> _What is asked_
Write out all the entries word for word, but skip any images.

> _Information shown_

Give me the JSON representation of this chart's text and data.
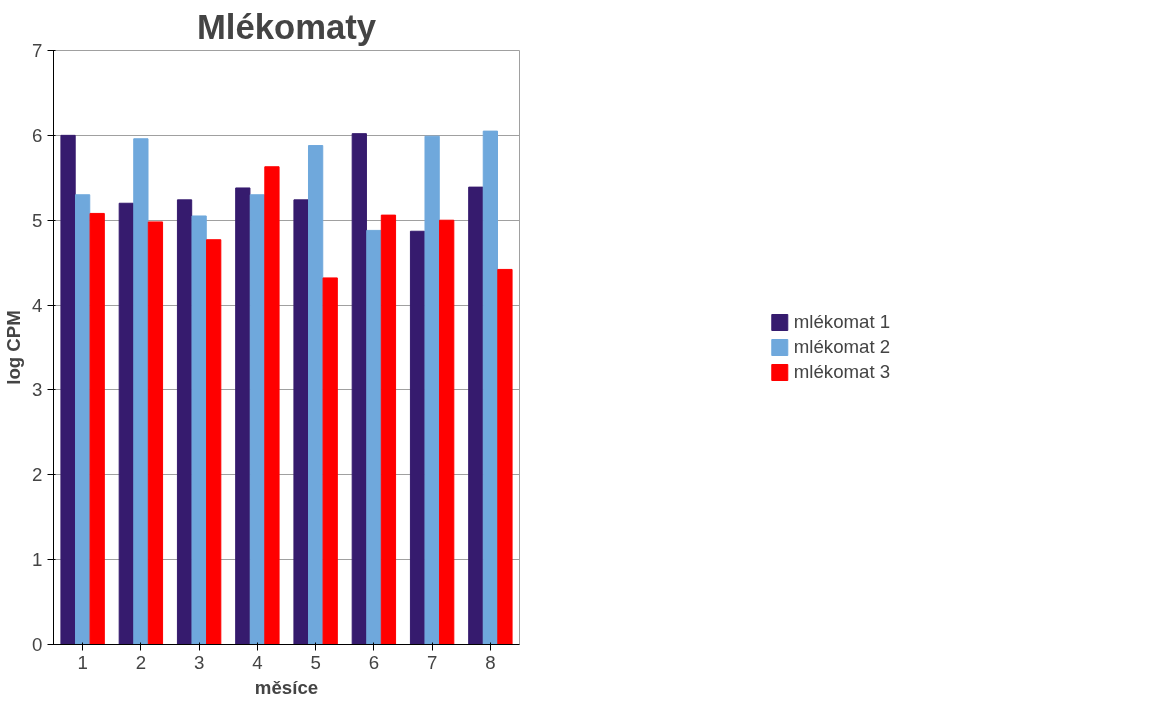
{
  "chart_data": {
    "type": "bar",
    "title": "Mlékomaty",
    "xlabel": "měsíce",
    "ylabel": "log CPM",
    "categories": [
      "1",
      "2",
      "3",
      "4",
      "5",
      "6",
      "7",
      "8"
    ],
    "series": [
      {
        "name": "mlékomat 1",
        "color": "#361b6e",
        "values": [
          6.0,
          5.2,
          5.24,
          5.38,
          5.24,
          6.02,
          4.87,
          5.39
        ]
      },
      {
        "name": "mlékomat 2",
        "color": "#6fa8dc",
        "values": [
          5.3,
          5.96,
          5.05,
          5.3,
          5.88,
          4.88,
          5.99,
          6.05
        ]
      },
      {
        "name": "mlékomat 3",
        "color": "#ff0000",
        "values": [
          5.08,
          4.98,
          4.77,
          5.63,
          4.32,
          5.06,
          5.0,
          4.42
        ]
      }
    ],
    "ylim": [
      0,
      7
    ],
    "yticks": [
      0,
      1,
      2,
      3,
      4,
      5,
      6,
      7
    ],
    "grid": "y",
    "legend": "right"
  }
}
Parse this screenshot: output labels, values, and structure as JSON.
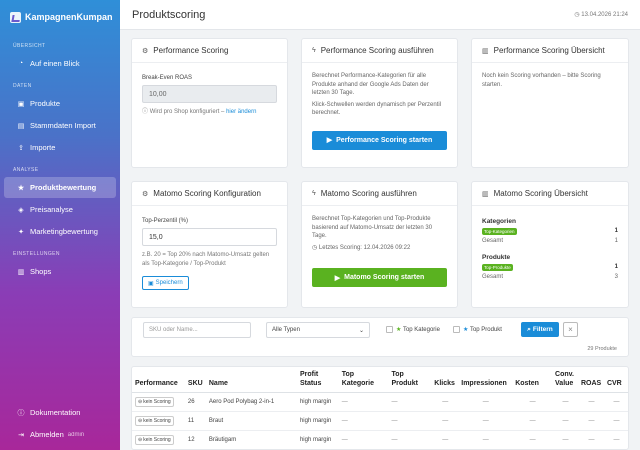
{
  "brand": {
    "name": "KampagnenKumpan",
    "icon": "chart-logo-icon"
  },
  "sidebar": {
    "sections": [
      {
        "label": "Übersicht",
        "items": [
          {
            "label": "Auf einen Blick",
            "icon": "dashboard-icon"
          }
        ]
      },
      {
        "label": "Daten",
        "items": [
          {
            "label": "Produkte",
            "icon": "box-icon"
          },
          {
            "label": "Stammdaten Import",
            "icon": "file-import-icon"
          },
          {
            "label": "Importe",
            "icon": "upload-icon"
          }
        ]
      },
      {
        "label": "Analyse",
        "items": [
          {
            "label": "Produktbewertung",
            "icon": "star-icon",
            "active": true
          },
          {
            "label": "Preisanalyse",
            "icon": "tag-icon"
          },
          {
            "label": "Marketingbewertung",
            "icon": "megaphone-icon"
          }
        ]
      },
      {
        "label": "Einstellungen",
        "items": [
          {
            "label": "Shops",
            "icon": "store-icon"
          }
        ]
      }
    ],
    "bottom": {
      "docs": "Dokumentation",
      "logout": "Abmelden",
      "user": "admin"
    }
  },
  "header": {
    "title": "Produktscoring",
    "date": "13.04.2026 21:24"
  },
  "cards": {
    "perf": {
      "title": "Performance Scoring",
      "field_label": "Break-Even ROAS",
      "value": "10,00",
      "hint": "Wird pro Shop konfiguriert –",
      "hint_link": "hier ändern"
    },
    "perf_run": {
      "title": "Performance Scoring ausführen",
      "text1": "Berechnet Performance-Kategorien für alle Produkte anhand der Google Ads Daten der letzten 30 Tage.",
      "text2": "Klick-Schwellen werden dynamisch per Perzentil berechnet.",
      "button": "Performance Scoring starten"
    },
    "perf_overview": {
      "title": "Performance Scoring Übersicht",
      "text": "Noch kein Scoring vorhanden – bitte Scoring starten."
    },
    "matomo_cfg": {
      "title": "Matomo Scoring Konfiguration",
      "field_label": "Top-Perzentil (%)",
      "value": "15,0",
      "hint": "z.B. 20 = Top 20% nach Matomo-Umsatz gelten als Top-Kategorie / Top-Produkt",
      "button": "Speichern"
    },
    "matomo_run": {
      "title": "Matomo Scoring ausführen",
      "text": "Berechnet Top-Kategorien und Top-Produkte basierend auf Matomo-Umsatz der letzten 30 Tage.",
      "last": "Letztes Scoring: 12.04.2026 09:22",
      "button": "Matomo Scoring starten"
    },
    "matomo_overview": {
      "title": "Matomo Scoring Übersicht",
      "cat_title": "Kategorien",
      "cat_badge": "Top-Kategorien",
      "cat_top": "1",
      "cat_total_label": "Gesamt",
      "cat_total": "1",
      "prod_title": "Produkte",
      "prod_badge": "Top-Produkte",
      "prod_top": "1",
      "prod_total_label": "Gesamt",
      "prod_total": "3"
    }
  },
  "filter": {
    "search_placeholder": "SKU oder Name...",
    "type_select": "Alle Typen",
    "chk_top_cat": "Top Kategorie",
    "chk_top_prod": "Top Produkt",
    "button": "Filtern",
    "count": "29 Produkte"
  },
  "table": {
    "headers": [
      "Performance",
      "SKU",
      "Name",
      "Profit Status",
      "Top Kategorie",
      "Top Produkt",
      "Klicks",
      "Impressionen",
      "Kosten",
      "Conv. Value",
      "ROAS",
      "CVR"
    ],
    "rows": [
      {
        "perf": "kein Scoring",
        "sku": "26",
        "name": "Aero Pod Polybag 2-in-1",
        "profit": "high margin",
        "topcat": "—",
        "topprod": "—",
        "klicks": "—",
        "impr": "—",
        "kosten": "—",
        "conv": "—",
        "roas": "—",
        "cvr": "—"
      },
      {
        "perf": "kein Scoring",
        "sku": "11",
        "name": "Braut",
        "profit": "high margin",
        "topcat": "—",
        "topprod": "—",
        "klicks": "—",
        "impr": "—",
        "kosten": "—",
        "conv": "—",
        "roas": "—",
        "cvr": "—"
      },
      {
        "perf": "kein Scoring",
        "sku": "12",
        "name": "Bräutigam",
        "profit": "high margin",
        "topcat": "—",
        "topprod": "—",
        "klicks": "—",
        "impr": "—",
        "kosten": "—",
        "conv": "—",
        "roas": "—",
        "cvr": "—"
      }
    ]
  },
  "colors": {
    "primary": "#1a8cd8",
    "success": "#5ab220"
  }
}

> _Full answer_
Give me the JSON representation of this chart's text and data.
{
  "chart_data": {
    "type": "bar",
    "title": "Mlékomaty",
    "xlabel": "měsíce",
    "ylabel": "log CPM",
    "categories": [
      "1",
      "2",
      "3",
      "4",
      "5",
      "6",
      "7",
      "8"
    ],
    "series": [
      {
        "name": "mlékomat 1",
        "color": "#361b6e",
        "values": [
          6.0,
          5.2,
          5.24,
          5.38,
          5.24,
          6.02,
          4.87,
          5.39
        ]
      },
      {
        "name": "mlékomat 2",
        "color": "#6fa8dc",
        "values": [
          5.3,
          5.96,
          5.05,
          5.3,
          5.88,
          4.88,
          5.99,
          6.05
        ]
      },
      {
        "name": "mlékomat 3",
        "color": "#ff0000",
        "values": [
          5.08,
          4.98,
          4.77,
          5.63,
          4.32,
          5.06,
          5.0,
          4.42
        ]
      }
    ],
    "ylim": [
      0,
      7
    ],
    "yticks": [
      0,
      1,
      2,
      3,
      4,
      5,
      6,
      7
    ],
    "grid": "y",
    "legend": "right"
  }
}
Parse this screenshot: output labels, values, and structure as JSON.
{
  "brand": {
    "name": "KampagnenKumpan",
    "icon": "chart-logo-icon"
  },
  "sidebar": {
    "sections": [
      {
        "label": "Übersicht",
        "items": [
          {
            "label": "Auf einen Blick",
            "icon": "dashboard-icon"
          }
        ]
      },
      {
        "label": "Daten",
        "items": [
          {
            "label": "Produkte",
            "icon": "box-icon"
          },
          {
            "label": "Stammdaten Import",
            "icon": "file-import-icon"
          },
          {
            "label": "Importe",
            "icon": "upload-icon"
          }
        ]
      },
      {
        "label": "Analyse",
        "items": [
          {
            "label": "Produktbewertung",
            "icon": "star-icon",
            "active": true
          },
          {
            "label": "Preisanalyse",
            "icon": "tag-icon"
          },
          {
            "label": "Marketingbewertung",
            "icon": "megaphone-icon"
          }
        ]
      },
      {
        "label": "Einstellungen",
        "items": [
          {
            "label": "Shops",
            "icon": "store-icon"
          }
        ]
      }
    ],
    "bottom": {
      "docs": "Dokumentation",
      "logout": "Abmelden",
      "user": "admin"
    }
  },
  "header": {
    "title": "Produktscoring",
    "date": "13.04.2026 21:24"
  },
  "cards": {
    "perf": {
      "title": "Performance Scoring",
      "field_label": "Break-Even ROAS",
      "value": "10,00",
      "hint": "Wird pro Shop konfiguriert –",
      "hint_link": "hier ändern"
    },
    "perf_run": {
      "title": "Performance Scoring ausführen",
      "text1": "Berechnet Performance-Kategorien für alle Produkte anhand der Google Ads Daten der letzten 30 Tage.",
      "text2": "Klick-Schwellen werden dynamisch per Perzentil berechnet.",
      "button": "Performance Scoring starten"
    },
    "perf_overview": {
      "title": "Performance Scoring Übersicht",
      "text": "Noch kein Scoring vorhanden – bitte Scoring starten."
    },
    "matomo_cfg": {
      "title": "Matomo Scoring Konfiguration",
      "field_label": "Top-Perzentil (%)",
      "value": "15,0",
      "hint": "z.B. 20 = Top 20% nach Matomo-Umsatz gelten als Top-Kategorie / Top-Produkt",
      "button": "Speichern"
    },
    "matomo_run": {
      "title": "Matomo Scoring ausführen",
      "text": "Berechnet Top-Kategorien und Top-Produkte basierend auf Matomo-Umsatz der letzten 30 Tage.",
      "last": "Letztes Scoring: 12.04.2026 09:22",
      "button": "Matomo Scoring starten"
    },
    "matomo_overview": {
      "title": "Matomo Scoring Übersicht",
      "cat_title": "Kategorien",
      "cat_badge": "Top-Kategorien",
      "cat_top": "1",
      "cat_total_label": "Gesamt",
      "cat_total": "1",
      "prod_title": "Produkte",
      "prod_badge": "Top-Produkte",
      "prod_top": "1",
      "prod_total_label": "Gesamt",
      "prod_total": "3"
    }
  },
  "filter": {
    "search_placeholder": "SKU oder Name...",
    "type_select": "Alle Typen",
    "chk_top_cat": "Top Kategorie",
    "chk_top_prod": "Top Produkt",
    "button": "Filtern",
    "count": "29 Produkte"
  },
  "table": {
    "headers": [
      "Performance",
      "SKU",
      "Name",
      "Profit Status",
      "Top Kategorie",
      "Top Produkt",
      "Klicks",
      "Impressionen",
      "Kosten",
      "Conv. Value",
      "ROAS",
      "CVR"
    ],
    "rows": [
      {
        "perf": "kein Scoring",
        "sku": "26",
        "name": "Aero Pod Polybag 2-in-1",
        "profit": "high margin",
        "topcat": "—",
        "topprod": "—",
        "klicks": "—",
        "impr": "—",
        "kosten": "—",
        "conv": "—",
        "roas": "—",
        "cvr": "—"
      },
      {
        "perf": "kein Scoring",
        "sku": "11",
        "name": "Braut",
        "profit": "high margin",
        "topcat": "—",
        "topprod": "—",
        "klicks": "—",
        "impr": "—",
        "kosten": "—",
        "conv": "—",
        "roas": "—",
        "cvr": "—"
      },
      {
        "perf": "kein Scoring",
        "sku": "12",
        "name": "Bräutigam",
        "profit": "high margin",
        "topcat": "—",
        "topprod": "—",
        "klicks": "—",
        "impr": "—",
        "kosten": "—",
        "conv": "—",
        "roas": "—",
        "cvr": "—"
      }
    ]
  },
  "colors": {
    "primary": "#1a8cd8",
    "success": "#5ab220"
  }
}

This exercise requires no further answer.